▶ _Quesito 1_
Rispondi a queste domande sull'articolo dedicato all'Ischia Film Festival 2025:
(a) Con quale evento e in quale punto del Castello è avvenuta l'inaugurazione ufficiale?
(b) In quale luogo è stato proiettato L'amore buio?
(c) Quale produttore era sul palco accanto a Will Geiger in Piazza d'Armi?
▶ _Quesito 2_
Prosegui l'articolo sull'Ischia Film Festival 2025 dal punto in cui si interrompe.

▶ _Estratto_
■ ■ ■
Con un caloroso applauso e una platea cosmopolita ha preso il via l’ edizione dell’Ischia Film Festival 2025, nuovamente ambientata nella straordinaria cornice del Castello Aragonese.
Ischia Film Festival 2025
L’inaugurazione ufficiale è avvenuta con il primo “Film Cocktail” sulla terrazza del Castello, luogo solitamente riservato a occasioni speciali. Il direttore artistico Michelangelo Messina ha spiegato la scelta di aprire da un punto meno consueto della location, simbolicamente orientato “verso la luce”. In un’epoca che ha definito “tra le più oscure e primitive della nostra storia recente”, accendere la luce – tanto quella del cinema quanto quella interiore – diventa un gesto necessario, di speranza e consapevolezza.
I film in programma per la serata hanno esplorato temi profondi come l’identità, la memoria, la solitudine e la crisi climatica, promuovendo, attraverso il linguaggio cinematografico, un dialogo interculturale. “Solo conoscendo l’altro si può costruire una vera cultura del rispetto e della pace”, ha sottolineato Messina.
La serata è proseguita con l’apertura della mostra fotograficaVedere, ascoltare. Appunti fotografici su L’amore buio, firmata da Gianni Fiorito e ospitata nel Carcere Borbonico. Uno sguardo intimo sull’universo poetico di Antonio Capuano, raccontato dallo stesso Fiorito come un lavoro d’empatia e immersione: “Il mio ruolo è comprendere il regista e restituirne l’anima attraverso le immagini”.
Nella Cattedrale dell’Assunta è stato poi proiettato L’amore buio, opera intensa di Capuano che affronta il trauma della violenza sessuale e la possibilità di riscatto attraverso un cammino interiore.
All’incontro Parliamo di Cinema è stato presentato il volume Lo sguardo attivo di Gianni Fiorito. Armando Andria, Alessia Brandoni e Fabrizio Croce hanno guidato una riflessione collettiva sull’importanza dell’immagine nella costruzione narrativa del film.
In Piazza d’Armi le proiezioni serali hanno condotto il pubblico in un viaggio emozionale e geografico. Spiaggia di vetrodi Will Geiger – in anteprima mondiale – ha raccontato storie di vite fragili e solitudini interrotte da legami improvvisi. “L’idea – ha spiegato il regista – nasce dai frammenti di vetro che da bambino trovavo sulle spiagge siciliane: resti levigati dal tempo, metafora perfetta di esistenze spezzate ma resilienti”. Al suo fianco, sul palco, il produttore Simone Catania e gli attori Claudio Castrogiovanni, Peppino Mazzotta e Imma De Donato. Castrogiovanni ha ricordato: “Ho letto la sceneggiatura e ho sentito di doverlo fare. Non potevo non farlo”. Mazzotta ha invece riflettuto sul suo ruolo di antagonista: “È la figura che fa emergere il cambiamento nell’eroe. E spesso, ultimamente, quella figura sono io”.
■ ■ ■
▶ _Dati forniti_
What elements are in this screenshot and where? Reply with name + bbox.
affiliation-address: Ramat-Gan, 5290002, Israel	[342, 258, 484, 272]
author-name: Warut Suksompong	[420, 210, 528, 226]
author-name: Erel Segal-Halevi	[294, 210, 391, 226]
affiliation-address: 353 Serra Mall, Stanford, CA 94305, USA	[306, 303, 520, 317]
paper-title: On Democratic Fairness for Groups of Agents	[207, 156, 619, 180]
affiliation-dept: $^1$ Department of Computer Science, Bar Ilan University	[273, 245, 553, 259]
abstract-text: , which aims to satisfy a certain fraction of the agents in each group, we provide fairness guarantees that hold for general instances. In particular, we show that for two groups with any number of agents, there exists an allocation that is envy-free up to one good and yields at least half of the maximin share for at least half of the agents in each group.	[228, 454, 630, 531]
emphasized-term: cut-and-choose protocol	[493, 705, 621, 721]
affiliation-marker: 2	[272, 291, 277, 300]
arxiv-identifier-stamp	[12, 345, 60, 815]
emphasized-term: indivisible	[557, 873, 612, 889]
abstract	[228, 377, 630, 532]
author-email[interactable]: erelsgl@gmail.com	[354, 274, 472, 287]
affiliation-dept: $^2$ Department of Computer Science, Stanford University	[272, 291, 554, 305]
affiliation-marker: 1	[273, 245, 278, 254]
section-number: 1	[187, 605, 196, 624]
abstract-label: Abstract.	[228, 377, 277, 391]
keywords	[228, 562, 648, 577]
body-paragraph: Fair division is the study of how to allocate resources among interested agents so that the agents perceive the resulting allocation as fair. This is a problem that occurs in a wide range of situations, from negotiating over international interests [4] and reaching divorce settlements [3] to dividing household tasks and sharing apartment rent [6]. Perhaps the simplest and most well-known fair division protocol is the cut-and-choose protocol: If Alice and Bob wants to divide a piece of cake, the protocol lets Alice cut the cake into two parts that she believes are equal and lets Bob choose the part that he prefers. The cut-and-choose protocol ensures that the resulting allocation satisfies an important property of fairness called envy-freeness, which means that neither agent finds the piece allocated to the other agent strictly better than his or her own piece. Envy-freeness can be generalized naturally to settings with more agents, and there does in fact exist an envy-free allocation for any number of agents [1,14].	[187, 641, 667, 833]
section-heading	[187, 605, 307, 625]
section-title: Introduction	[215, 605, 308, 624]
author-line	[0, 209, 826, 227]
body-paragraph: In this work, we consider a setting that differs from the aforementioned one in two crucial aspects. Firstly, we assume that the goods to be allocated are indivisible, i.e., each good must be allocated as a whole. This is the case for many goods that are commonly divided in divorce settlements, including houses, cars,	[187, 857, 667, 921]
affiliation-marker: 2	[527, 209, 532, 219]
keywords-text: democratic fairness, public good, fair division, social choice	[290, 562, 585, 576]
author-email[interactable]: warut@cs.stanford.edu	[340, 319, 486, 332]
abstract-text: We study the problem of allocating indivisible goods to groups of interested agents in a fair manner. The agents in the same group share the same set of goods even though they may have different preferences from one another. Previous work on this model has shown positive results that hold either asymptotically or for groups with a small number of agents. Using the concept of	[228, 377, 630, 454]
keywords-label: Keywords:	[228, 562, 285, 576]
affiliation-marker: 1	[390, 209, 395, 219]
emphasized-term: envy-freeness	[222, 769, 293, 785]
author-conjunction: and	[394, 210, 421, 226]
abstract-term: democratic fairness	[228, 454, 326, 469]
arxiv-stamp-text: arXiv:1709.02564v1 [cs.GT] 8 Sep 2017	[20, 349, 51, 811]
■ ■ ■
▶ _Risposta 1_
(a) Con il primo "Film Cocktail", sulla terrazza del Castello.
(b) Nella Cattedrale dell'Assunta.
(c) Simone Catania.

▶ _Risposta 2_
Il mare breve, cortometraggio diretto da Matteo Gamannossi e Riccardo Cocumarolo, ha portato il pubblico tra le remote isole Faroe, dove un ex-guardiano di faro affronta una nuova vita fatta di silenzi e introspezione. “Volevamo raccontare qualcosa che fosse lontano da tutto – spiegano i registi – non solo geograficamente, ma anche nell’anima”.
Nella suggestiva Casa del Sole spazio anche al cinema internazionale con tre corti: The Professional Parent di Erik Jasaň, Headache di Paria Shojaeian e Oceania: Journey to the Center di Natalie Zimmerman. Quest’ultima ha dichiarato: “L’isola è un personaggio a sé. Il messaggio che vogliamo lanciare è semplice: dobbiamo riscoprire il legame profondo con i luoghi che chiamiamo casa”.
Il festival proseguirà domenica 29 giugno con nuovi appuntamenti e ospiti d’eccezione. Tra i più attesi, la presenza dell’attrice premio Oscar Marcia Gay Harden, che introdurrà la proiezione di Crocevia della morte dei fratelli Coen. In programma anche i film di Rashid Masharawi, Agnieszka Zwiefka e Igor Zuikov.
Confermandosi ogni anno come spazio di confronto tra cinema e mondo, l’Ischia Film Festival continua a offrire uno sguardo necessario e sempre più rilevante sulla contemporaneità.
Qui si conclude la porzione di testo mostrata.